◆ 任务要求:
**A)** 找出关于 SAW checkGTF 的节选内容中列出的注释文件后缀名，并全部写出。
**B)** 请接着关于 SAW checkGTF 的节选内容的最后一句往下续写。

检查注释文件
SAW checkGTF
SAW count 的分析任务只接受标准格式的注释文件,所以在 SAW count 进行 reads 注释之前会自动校验文件的内容和格式。除了之外,还能够通过它实现特定注释信息内容的提取。
SAW 允许接入的注释文件的文件后缀名包括:gtf/gtf.gz、gff/gff.gz、gff3/gff3.gz 。
如果注释文件存在以下内容和格式问题(常见的错误),SAW checkGTF 将进行简单更正和问题提醒,以确保文件能够被正常使用。
| Issue | Solution |
|---|---|
| In the seventh column indicating the sense and antisense strands, "-" and "_" symbols are mistakenly mixed. | Check each row of the annotation file and correct the error symbol "_" to "-". |
| A gene block lacks gene ID. | Discard the entire gene information and issue a warning. |
| A gene row is missing but the transcript row has information. | Discard the entire gene information and issue a warning. |
| A gene block lacks gene name. | Use gene ID to fill in the missing one. |
| A gene row exists but partial information of child rows is missing. | Child rows can inherit information from their gene rows. |
| A transcript ID is missing. | Fill it with its parent gene ID suffixed with a sequential number (e.g., XXX.1). |
| A row contains multiple attributes with the same name. | Only save the last <attribute:value> of the duplicated entries, for subsequent annotation. |
*请注意,该程序默认假定输入注释文件已正确排序,并以基因块格式识别基因注释信息。

◆ 条目列表:
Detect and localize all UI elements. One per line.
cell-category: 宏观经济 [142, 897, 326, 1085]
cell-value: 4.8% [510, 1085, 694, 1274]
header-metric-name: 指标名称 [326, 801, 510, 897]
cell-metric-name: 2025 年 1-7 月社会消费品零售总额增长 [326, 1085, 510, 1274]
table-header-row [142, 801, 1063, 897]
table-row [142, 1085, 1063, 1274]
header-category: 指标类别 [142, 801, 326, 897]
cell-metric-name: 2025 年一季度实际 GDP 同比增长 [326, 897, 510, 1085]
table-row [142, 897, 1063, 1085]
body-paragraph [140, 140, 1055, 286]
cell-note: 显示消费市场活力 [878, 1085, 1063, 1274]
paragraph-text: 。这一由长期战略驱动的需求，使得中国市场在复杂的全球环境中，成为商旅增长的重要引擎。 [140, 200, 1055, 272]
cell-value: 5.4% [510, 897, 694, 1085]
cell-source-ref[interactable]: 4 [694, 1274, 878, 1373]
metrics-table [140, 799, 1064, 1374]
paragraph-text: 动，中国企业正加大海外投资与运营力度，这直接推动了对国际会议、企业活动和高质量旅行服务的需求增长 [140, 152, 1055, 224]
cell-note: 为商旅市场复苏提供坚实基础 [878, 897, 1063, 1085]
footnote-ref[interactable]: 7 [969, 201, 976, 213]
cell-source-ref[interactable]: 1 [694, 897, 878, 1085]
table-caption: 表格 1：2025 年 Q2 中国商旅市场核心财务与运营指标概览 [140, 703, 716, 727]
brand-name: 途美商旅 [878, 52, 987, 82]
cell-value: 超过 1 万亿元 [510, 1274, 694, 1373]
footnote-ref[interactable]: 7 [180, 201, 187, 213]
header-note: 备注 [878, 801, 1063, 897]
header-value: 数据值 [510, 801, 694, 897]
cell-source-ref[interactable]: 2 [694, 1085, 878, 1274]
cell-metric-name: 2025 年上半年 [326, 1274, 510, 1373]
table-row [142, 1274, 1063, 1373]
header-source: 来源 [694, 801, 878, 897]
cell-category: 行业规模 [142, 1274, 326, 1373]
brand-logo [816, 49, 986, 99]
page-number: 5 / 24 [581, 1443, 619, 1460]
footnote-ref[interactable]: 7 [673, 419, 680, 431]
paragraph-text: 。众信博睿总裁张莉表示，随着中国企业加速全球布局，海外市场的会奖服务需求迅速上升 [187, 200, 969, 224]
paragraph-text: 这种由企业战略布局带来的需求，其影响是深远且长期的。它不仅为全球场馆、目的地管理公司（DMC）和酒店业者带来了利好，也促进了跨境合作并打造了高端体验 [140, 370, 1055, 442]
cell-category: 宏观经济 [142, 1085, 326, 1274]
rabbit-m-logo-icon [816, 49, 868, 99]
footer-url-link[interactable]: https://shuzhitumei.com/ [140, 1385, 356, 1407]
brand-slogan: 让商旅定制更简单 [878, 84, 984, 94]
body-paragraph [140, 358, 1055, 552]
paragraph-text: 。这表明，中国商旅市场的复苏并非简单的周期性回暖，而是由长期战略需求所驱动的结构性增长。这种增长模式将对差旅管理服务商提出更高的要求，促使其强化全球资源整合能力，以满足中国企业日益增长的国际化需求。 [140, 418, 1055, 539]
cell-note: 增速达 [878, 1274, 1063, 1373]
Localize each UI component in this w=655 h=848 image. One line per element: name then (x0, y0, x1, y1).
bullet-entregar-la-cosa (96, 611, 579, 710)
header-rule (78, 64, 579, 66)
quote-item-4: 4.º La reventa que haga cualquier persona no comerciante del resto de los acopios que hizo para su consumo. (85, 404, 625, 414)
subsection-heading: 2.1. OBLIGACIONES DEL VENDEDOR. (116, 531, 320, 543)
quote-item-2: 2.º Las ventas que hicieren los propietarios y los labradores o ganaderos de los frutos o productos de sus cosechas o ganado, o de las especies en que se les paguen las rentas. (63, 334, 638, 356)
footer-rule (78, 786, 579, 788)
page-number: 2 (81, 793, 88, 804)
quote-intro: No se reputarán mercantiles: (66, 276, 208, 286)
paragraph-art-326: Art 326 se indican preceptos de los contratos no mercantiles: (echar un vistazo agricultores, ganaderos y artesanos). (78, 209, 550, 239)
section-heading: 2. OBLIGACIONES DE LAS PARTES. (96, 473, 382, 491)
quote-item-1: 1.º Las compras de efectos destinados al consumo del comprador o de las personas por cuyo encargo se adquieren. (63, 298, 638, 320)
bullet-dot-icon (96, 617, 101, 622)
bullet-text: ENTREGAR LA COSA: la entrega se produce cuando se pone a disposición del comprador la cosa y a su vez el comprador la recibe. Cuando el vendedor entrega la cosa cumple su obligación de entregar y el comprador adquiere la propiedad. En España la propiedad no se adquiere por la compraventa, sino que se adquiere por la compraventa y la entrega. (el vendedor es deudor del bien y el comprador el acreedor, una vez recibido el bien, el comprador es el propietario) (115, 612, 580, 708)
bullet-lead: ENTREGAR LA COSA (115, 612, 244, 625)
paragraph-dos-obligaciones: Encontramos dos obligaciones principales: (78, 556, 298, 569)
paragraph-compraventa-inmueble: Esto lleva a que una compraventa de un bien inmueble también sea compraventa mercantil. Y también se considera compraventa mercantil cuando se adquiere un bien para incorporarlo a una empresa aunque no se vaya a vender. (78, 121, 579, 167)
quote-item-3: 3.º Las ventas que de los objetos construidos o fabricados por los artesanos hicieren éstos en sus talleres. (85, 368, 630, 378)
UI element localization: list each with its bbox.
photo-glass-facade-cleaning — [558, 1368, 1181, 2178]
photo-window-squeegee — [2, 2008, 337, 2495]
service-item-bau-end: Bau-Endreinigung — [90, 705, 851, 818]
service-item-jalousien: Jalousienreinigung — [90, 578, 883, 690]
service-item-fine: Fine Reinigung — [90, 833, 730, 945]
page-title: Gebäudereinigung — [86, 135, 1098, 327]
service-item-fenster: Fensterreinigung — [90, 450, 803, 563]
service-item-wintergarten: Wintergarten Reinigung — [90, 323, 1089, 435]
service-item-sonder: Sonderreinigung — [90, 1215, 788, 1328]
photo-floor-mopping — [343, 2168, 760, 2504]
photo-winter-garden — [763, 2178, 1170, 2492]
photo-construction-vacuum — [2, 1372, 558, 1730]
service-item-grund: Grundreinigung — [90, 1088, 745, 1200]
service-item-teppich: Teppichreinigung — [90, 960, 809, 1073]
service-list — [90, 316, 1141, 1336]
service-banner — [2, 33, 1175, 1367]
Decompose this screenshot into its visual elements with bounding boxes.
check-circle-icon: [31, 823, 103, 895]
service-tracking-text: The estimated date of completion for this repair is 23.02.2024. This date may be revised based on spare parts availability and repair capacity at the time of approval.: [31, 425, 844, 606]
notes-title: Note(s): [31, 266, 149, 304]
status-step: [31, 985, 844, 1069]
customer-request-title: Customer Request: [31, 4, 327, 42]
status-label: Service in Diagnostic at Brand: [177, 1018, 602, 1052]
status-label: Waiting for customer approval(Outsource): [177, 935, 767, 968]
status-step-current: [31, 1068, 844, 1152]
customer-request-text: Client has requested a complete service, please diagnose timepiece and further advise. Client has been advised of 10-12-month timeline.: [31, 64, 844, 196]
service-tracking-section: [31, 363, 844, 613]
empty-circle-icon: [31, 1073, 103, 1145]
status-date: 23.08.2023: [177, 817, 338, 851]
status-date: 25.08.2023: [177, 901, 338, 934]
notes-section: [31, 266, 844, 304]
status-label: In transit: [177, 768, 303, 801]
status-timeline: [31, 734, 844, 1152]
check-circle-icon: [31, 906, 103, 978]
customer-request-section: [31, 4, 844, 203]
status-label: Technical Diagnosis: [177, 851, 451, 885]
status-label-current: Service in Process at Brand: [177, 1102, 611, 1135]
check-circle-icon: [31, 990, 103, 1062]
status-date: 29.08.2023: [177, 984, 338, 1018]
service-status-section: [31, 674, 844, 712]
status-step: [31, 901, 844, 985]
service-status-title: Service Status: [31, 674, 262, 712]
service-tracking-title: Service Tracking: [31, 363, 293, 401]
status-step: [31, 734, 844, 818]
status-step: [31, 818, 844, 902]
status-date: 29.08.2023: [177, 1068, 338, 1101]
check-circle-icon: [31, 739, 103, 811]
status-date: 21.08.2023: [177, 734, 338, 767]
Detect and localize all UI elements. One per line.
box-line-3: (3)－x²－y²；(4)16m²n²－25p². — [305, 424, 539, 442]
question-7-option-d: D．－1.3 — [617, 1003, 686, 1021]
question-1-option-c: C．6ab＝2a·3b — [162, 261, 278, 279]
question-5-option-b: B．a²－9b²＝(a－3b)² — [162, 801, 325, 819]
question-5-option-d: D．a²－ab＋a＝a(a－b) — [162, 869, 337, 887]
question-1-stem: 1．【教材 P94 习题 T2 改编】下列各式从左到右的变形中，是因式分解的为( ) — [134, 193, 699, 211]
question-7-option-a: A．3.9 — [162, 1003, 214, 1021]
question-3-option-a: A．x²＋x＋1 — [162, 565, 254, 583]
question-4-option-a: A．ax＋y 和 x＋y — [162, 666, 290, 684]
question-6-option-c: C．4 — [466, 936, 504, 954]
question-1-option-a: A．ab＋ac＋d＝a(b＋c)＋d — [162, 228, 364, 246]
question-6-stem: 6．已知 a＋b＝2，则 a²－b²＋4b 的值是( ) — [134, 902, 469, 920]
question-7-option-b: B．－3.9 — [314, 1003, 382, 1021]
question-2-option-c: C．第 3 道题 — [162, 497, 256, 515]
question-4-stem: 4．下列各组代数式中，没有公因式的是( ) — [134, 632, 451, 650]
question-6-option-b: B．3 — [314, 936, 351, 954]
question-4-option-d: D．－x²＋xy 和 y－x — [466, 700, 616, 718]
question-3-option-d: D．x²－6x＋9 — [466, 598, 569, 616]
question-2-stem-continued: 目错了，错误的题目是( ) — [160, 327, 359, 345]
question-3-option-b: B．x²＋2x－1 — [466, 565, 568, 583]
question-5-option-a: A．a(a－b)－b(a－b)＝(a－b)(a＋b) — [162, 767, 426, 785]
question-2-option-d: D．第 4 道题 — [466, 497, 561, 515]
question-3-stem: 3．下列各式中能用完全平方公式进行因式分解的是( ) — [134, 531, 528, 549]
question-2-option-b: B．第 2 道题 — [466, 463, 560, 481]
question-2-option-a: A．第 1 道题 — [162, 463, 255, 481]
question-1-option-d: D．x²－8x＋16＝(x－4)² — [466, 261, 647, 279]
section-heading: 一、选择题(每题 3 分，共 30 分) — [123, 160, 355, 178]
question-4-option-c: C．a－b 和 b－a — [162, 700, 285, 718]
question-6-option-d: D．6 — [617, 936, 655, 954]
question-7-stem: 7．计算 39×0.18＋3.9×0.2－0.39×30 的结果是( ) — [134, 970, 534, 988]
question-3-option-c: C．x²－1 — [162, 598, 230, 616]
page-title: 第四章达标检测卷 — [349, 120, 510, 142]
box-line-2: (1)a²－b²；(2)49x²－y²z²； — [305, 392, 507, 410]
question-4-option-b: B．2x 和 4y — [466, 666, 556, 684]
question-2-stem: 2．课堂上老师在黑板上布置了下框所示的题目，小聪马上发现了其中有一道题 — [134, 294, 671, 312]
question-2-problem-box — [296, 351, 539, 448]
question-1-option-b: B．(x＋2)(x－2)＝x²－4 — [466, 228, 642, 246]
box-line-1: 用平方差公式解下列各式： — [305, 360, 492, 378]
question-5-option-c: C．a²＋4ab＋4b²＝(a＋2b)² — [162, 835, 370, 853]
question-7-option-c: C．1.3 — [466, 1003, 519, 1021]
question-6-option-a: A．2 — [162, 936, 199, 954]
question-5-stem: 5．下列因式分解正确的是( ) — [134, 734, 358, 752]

◆ 逐项答案:
**A)** gtf、gtf.gz、gff、gff.gz、gff3、gff3.gz

**B)**
运行命令进行注释文件的格式检查:
saw checkGTF \
--input-gtf=/path/to/input/GTF/or/GFF \
--output-gtf=/path/to/output/GTF/or/GFF
假若不设置 --output-gtf 参数,程序将不会输出修正后的结果文件,请注意检查日志信息。
如果想要提取特定的注释信息,例如: gene_biotype:protein_coding 或 gene_biotype:lincRNA,可以这样运行程序:
saw checkGTF \
--input-gtf=/path/to/input/GTF/or/GFF \
--attribute=key1:value1,key2:value2,... \
--output-gtf=/path/to/output/GTF/or/GFF
如果 --attribute 启用,SAW checkGTF 将提取特定的注释信息,但不进行文件格式的检查。